Dataset items
#####
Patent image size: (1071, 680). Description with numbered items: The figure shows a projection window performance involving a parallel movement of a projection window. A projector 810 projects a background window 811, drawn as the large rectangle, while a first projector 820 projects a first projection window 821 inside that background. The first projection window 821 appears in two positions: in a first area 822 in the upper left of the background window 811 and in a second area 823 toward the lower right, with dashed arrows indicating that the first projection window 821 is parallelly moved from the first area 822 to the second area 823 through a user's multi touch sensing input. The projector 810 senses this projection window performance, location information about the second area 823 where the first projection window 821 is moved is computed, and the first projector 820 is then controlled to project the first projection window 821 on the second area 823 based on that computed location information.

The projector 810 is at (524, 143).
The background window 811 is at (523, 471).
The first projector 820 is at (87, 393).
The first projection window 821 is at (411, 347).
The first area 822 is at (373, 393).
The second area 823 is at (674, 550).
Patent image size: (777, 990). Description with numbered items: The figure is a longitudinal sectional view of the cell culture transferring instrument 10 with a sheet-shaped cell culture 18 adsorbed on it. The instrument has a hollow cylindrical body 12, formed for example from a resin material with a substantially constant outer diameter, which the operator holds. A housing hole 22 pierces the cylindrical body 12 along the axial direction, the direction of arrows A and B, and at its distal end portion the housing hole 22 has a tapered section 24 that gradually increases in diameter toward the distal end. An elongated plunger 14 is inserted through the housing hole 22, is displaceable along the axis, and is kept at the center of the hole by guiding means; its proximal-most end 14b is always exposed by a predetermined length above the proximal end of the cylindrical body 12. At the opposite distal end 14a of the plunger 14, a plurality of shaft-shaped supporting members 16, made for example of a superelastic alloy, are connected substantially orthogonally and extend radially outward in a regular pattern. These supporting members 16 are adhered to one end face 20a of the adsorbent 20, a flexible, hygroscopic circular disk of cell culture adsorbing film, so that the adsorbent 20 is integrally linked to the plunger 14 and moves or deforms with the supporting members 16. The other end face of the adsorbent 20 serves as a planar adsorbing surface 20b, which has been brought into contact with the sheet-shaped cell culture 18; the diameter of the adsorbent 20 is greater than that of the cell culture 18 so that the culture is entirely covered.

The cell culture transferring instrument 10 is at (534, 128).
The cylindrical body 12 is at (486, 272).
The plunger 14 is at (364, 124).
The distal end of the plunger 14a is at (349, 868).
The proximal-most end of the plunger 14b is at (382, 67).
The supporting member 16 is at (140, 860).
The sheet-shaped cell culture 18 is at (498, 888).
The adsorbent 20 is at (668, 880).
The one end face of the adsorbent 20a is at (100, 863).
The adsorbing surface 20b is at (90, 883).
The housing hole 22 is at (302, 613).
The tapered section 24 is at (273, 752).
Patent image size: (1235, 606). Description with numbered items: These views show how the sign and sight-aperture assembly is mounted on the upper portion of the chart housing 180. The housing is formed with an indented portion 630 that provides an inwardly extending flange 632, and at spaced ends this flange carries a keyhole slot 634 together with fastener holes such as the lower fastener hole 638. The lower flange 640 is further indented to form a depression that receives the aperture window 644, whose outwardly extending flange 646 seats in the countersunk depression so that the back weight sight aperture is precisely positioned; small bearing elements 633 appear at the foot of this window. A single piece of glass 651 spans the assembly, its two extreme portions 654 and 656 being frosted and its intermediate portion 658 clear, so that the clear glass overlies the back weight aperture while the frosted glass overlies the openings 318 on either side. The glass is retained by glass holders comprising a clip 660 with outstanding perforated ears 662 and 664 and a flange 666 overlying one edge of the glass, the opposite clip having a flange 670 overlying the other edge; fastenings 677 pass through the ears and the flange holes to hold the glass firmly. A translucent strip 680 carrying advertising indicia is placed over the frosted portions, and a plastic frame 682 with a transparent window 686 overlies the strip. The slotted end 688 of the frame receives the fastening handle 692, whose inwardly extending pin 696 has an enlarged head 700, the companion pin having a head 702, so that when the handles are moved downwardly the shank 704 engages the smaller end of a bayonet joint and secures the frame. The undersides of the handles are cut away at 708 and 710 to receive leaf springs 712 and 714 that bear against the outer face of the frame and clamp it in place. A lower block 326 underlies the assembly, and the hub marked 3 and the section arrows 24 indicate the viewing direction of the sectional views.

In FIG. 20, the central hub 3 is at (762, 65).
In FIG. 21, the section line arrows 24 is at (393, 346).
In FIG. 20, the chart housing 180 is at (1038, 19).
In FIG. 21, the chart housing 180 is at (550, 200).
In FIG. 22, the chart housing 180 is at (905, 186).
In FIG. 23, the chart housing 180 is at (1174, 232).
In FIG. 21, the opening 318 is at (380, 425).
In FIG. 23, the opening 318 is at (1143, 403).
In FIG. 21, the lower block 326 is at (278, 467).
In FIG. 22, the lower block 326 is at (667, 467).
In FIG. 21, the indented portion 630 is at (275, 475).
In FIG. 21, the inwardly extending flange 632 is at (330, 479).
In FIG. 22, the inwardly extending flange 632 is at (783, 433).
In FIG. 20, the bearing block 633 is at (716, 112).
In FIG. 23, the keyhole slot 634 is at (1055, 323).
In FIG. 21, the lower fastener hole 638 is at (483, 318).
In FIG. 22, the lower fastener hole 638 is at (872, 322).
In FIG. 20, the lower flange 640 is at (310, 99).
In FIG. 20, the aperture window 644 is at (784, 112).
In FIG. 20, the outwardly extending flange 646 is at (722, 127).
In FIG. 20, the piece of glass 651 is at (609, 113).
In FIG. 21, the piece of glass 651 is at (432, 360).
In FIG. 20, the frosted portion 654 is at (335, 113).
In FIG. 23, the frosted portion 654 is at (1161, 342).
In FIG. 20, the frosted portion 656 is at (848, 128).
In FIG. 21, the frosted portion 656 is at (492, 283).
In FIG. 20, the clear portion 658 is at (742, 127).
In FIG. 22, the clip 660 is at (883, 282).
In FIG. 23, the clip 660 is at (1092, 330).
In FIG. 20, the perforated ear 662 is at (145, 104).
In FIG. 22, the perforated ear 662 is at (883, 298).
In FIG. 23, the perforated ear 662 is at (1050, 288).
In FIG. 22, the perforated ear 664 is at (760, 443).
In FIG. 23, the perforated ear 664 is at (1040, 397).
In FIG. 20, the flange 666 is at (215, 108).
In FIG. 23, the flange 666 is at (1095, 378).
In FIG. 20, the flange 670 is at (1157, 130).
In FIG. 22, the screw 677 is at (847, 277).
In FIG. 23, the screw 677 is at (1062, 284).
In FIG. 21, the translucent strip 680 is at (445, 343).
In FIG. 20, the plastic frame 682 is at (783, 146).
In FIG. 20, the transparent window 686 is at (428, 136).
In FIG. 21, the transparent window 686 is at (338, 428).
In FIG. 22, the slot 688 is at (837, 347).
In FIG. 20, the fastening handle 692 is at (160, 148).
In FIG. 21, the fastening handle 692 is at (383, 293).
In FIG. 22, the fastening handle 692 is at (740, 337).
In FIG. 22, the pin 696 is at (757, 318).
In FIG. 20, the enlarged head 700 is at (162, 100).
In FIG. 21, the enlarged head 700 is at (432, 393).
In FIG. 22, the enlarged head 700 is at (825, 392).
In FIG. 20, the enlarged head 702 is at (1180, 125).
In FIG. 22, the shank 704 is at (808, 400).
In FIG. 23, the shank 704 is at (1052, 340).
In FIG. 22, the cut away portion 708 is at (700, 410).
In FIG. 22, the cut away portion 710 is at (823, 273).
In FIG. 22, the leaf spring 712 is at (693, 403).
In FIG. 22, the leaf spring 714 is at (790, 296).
#####
Instructions to follow.
Copy every one of the records above word for word, keeping each line as it stands.

Complete output.
Patent image size: (1071, 680). Description with numbered items: The figure shows a projection window performance involving a parallel movement of a projection window. A projector 810 projects a background window 811, drawn as the large rectangle, while a first projector 820 projects a first projection window 821 inside that background. The first projection window 821 appears in two positions: in a first area 822 in the upper left of the background window 811 and in a second area 823 toward the lower right, with dashed arrows indicating that the first projection window 821 is parallelly moved from the first area 822 to the second area 823 through a user's multi touch sensing input. The projector 810 senses this projection window performance, location information about the second area 823 where the first projection window 821 is moved is computed, and the first projector 820 is then controlled to project the first projection window 821 on the second area 823 based on that computed location information.

The projector 810 is at (524, 143).
The background window 811 is at (523, 471).
The first projector 820 is at (87, 393).
The first projection window 821 is at (411, 347).
The first area 822 is at (373, 393).
The second area 823 is at (674, 550).
Patent image size: (777, 990). Description with numbered items: The figure is a longitudinal sectional view of the cell culture transferring instrument 10 with a sheet-shaped cell culture 18 adsorbed on it. The instrument has a hollow cylindrical body 12, formed for example from a resin material with a substantially constant outer diameter, which the operator holds. A housing hole 22 pierces the cylindrical body 12 along the axial direction, the direction of arrows A and B, and at its distal end portion the housing hole 22 has a tapered section 24 that gradually increases in diameter toward the distal end. An elongated plunger 14 is inserted through the housing hole 22, is displaceable along the axis, and is kept at the center of the hole by guiding means; its proximal-most end 14b is always exposed by a predetermined length above the proximal end of the cylindrical body 12. At the opposite distal end 14a of the plunger 14, a plurality of shaft-shaped supporting members 16, made for example of a superelastic alloy, are connected substantially orthogonally and extend radially outward in a regular pattern. These supporting members 16 are adhered to one end face 20a of the adsorbent 20, a flexible, hygroscopic circular disk of cell culture adsorbing film, so that the adsorbent 20 is integrally linked to the plunger 14 and moves or deforms with the supporting members 16. The other end face of the adsorbent 20 serves as a planar adsorbing surface 20b, which has been brought into contact with the sheet-shaped cell culture 18; the diameter of the adsorbent 20 is greater than that of the cell culture 18 so that the culture is entirely covered.

The cell culture transferring instrument 10 is at (534, 128).
The cylindrical body 12 is at (486, 272).
The plunger 14 is at (364, 124).
The distal end of the plunger 14a is at (349, 868).
The proximal-most end of the plunger 14b is at (382, 67).
The supporting member 16 is at (140, 860).
The sheet-shaped cell culture 18 is at (498, 888).
The adsorbent 20 is at (668, 880).
The one end face of the adsorbent 20a is at (100, 863).
The adsorbing surface 20b is at (90, 883).
The housing hole 22 is at (302, 613).
The tapered section 24 is at (273, 752).
Patent image size: (1235, 606). Description with numbered items: These views show how the sign and sight-aperture assembly is mounted on the upper portion of the chart housing 180. The housing is formed with an indented portion 630 that provides an inwardly extending flange 632, and at spaced ends this flange carries a keyhole slot 634 together with fastener holes such as the lower fastener hole 638. The lower flange 640 is further indented to form a depression that receives the aperture window 644, whose outwardly extending flange 646 seats in the countersunk depression so that the back weight sight aperture is precisely positioned; small bearing elements 633 appear at the foot of this window. A single piece of glass 651 spans the assembly, its two extreme portions 654 and 656 being frosted and its intermediate portion 658 clear, so that the clear glass overlies the back weight aperture while the frosted glass overlies the openings 318 on either side. The glass is retained by glass holders comprising a clip 660 with outstanding perforated ears 662 and 664 and a flange 666 overlying one edge of the glass, the opposite clip having a flange 670 overlying the other edge; fastenings 677 pass through the ears and the flange holes to hold the glass firmly. A translucent strip 680 carrying advertising indicia is placed over the frosted portions, and a plastic frame 682 with a transparent window 686 overlies the strip. The slotted end 688 of the frame receives the fastening handle 692, whose inwardly extending pin 696 has an enlarged head 700, the companion pin having a head 702, so that when the handles are moved downwardly the shank 704 engages the smaller end of a bayonet joint and secures the frame. The undersides of the handles are cut away at 708 and 710 to receive leaf springs 712 and 714 that bear against the outer face of the frame and clamp it in place. A lower block 326 underlies the assembly, and the hub marked 3 and the section arrows 24 indicate the viewing direction of the sectional views.

In FIG. 20, the central hub 3 is at (762, 65).
In FIG. 21, the section line arrows 24 is at (393, 346).
In FIG. 20, the chart housing 180 is at (1038, 19).
In FIG. 21, the chart housing 180 is at (550, 200).
In FIG. 22, the chart housing 180 is at (905, 186).
In FIG. 23, the chart housing 180 is at (1174, 232).
In FIG. 21, the opening 318 is at (380, 425).
In FIG. 23, the opening 318 is at (1143, 403).
In FIG. 21, the lower block 326 is at (278, 467).
In FIG. 22, the lower block 326 is at (667, 467).
In FIG. 21, the indented portion 630 is at (275, 475).
In FIG. 21, the inwardly extending flange 632 is at (330, 479).
In FIG. 22, the inwardly extending flange 632 is at (783, 433).
In FIG. 20, the bearing block 633 is at (716, 112).
In FIG. 23, the keyhole slot 634 is at (1055, 323).
In FIG. 21, the lower fastener hole 638 is at (483, 318).
In FIG. 22, the lower fastener hole 638 is at (872, 322).
In FIG. 20, the lower flange 640 is at (310, 99).
In FIG. 20, the aperture window 644 is at (784, 112).
In FIG. 20, the outwardly extending flange 646 is at (722, 127).
In FIG. 20, the piece of glass 651 is at (609, 113).
In FIG. 21, the piece of glass 651 is at (432, 360).
In FIG. 20, the frosted portion 654 is at (335, 113).
In FIG. 23, the frosted portion 654 is at (1161, 342).
In FIG. 20, the frosted portion 656 is at (848, 128).
In FIG. 21, the frosted portion 656 is at (492, 283).
In FIG. 20, the clear portion 658 is at (742, 127).
In FIG. 22, the clip 660 is at (883, 282).
In FIG. 23, the clip 660 is at (1092, 330).
In FIG. 20, the perforated ear 662 is at (145, 104).
In FIG. 22, the perforated ear 662 is at (883, 298).
In FIG. 23, the perforated ear 662 is at (1050, 288).
In FIG. 22, the perforated ear 664 is at (760, 443).
In FIG. 23, the perforated ear 664 is at (1040, 397).
In FIG. 20, the flange 666 is at (215, 108).
In FIG. 23, the flange 666 is at (1095, 378).
In FIG. 20, the flange 670 is at (1157, 130).
In FIG. 22, the screw 677 is at (847, 277).
In FIG. 23, the screw 677 is at (1062, 284).
In FIG. 21, the translucent strip 680 is at (445, 343).
In FIG. 20, the plastic frame 682 is at (783, 146).
In FIG. 20, the transparent window 686 is at (428, 136).
In FIG. 21, the transparent window 686 is at (338, 428).
In FIG. 22, the slot 688 is at (837, 347).
In FIG. 20, the fastening handle 692 is at (160, 148).
In FIG. 21, the fastening handle 692 is at (383, 293).
In FIG. 22, the fastening handle 692 is at (740, 337).
In FIG. 22, the pin 696 is at (757, 318).
In FIG. 20, the enlarged head 700 is at (162, 100).
In FIG. 21, the enlarged head 700 is at (432, 393).
In FIG. 22, the enlarged head 700 is at (825, 392).
In FIG. 20, the enlarged head 702 is at (1180, 125).
In FIG. 22, the shank 704 is at (808, 400).
In FIG. 23, the shank 704 is at (1052, 340).
In FIG. 22, the cut away portion 708 is at (700, 410).
In FIG. 22, the cut away portion 710 is at (823, 273).
In FIG. 22, the leaf spring 712 is at (693, 403).
In FIG. 22, the leaf spring 714 is at (790, 296).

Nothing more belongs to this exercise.